## Begin Records provided

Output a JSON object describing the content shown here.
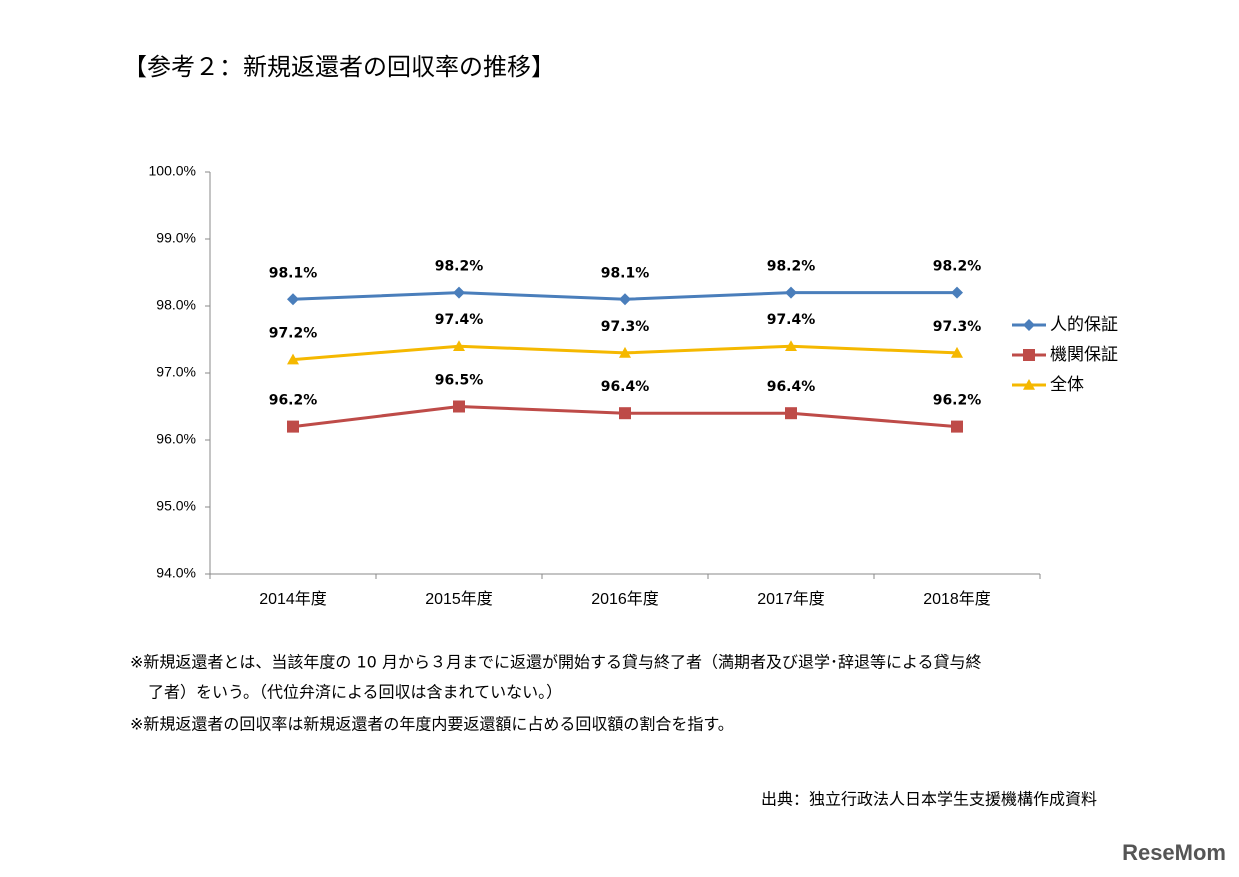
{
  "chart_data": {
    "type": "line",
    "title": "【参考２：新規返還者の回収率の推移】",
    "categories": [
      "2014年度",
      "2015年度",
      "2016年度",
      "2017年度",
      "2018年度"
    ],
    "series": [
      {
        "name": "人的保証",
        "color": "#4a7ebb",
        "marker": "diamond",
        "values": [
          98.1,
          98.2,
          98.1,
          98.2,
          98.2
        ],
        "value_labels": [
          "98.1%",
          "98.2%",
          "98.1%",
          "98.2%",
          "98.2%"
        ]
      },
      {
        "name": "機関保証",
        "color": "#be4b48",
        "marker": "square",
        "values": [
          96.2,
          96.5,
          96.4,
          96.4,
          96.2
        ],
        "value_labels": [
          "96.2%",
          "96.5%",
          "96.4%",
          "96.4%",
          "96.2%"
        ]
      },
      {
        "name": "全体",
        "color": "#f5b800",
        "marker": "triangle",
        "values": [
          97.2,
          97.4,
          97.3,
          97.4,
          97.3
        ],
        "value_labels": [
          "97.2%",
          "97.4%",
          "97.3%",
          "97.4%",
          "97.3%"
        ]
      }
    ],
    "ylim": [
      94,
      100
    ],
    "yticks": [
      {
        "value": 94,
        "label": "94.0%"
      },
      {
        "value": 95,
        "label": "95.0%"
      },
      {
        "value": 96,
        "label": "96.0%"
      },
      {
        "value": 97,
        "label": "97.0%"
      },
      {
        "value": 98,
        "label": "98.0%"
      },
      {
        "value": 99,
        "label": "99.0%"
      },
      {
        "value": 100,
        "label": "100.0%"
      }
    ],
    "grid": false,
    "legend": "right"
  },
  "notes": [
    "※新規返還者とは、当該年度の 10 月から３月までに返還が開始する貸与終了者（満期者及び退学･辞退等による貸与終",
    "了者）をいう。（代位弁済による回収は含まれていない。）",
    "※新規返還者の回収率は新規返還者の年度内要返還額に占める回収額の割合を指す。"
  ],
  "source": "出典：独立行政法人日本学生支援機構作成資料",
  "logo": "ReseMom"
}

## End Records provided

- _To be done_
Select the lines in this material that hold the word "color", leaving none out.

- _Answer to this exercise_
        "color": "#4a7ebb",
        "color": "#be4b48",
        "color": "#f5b800",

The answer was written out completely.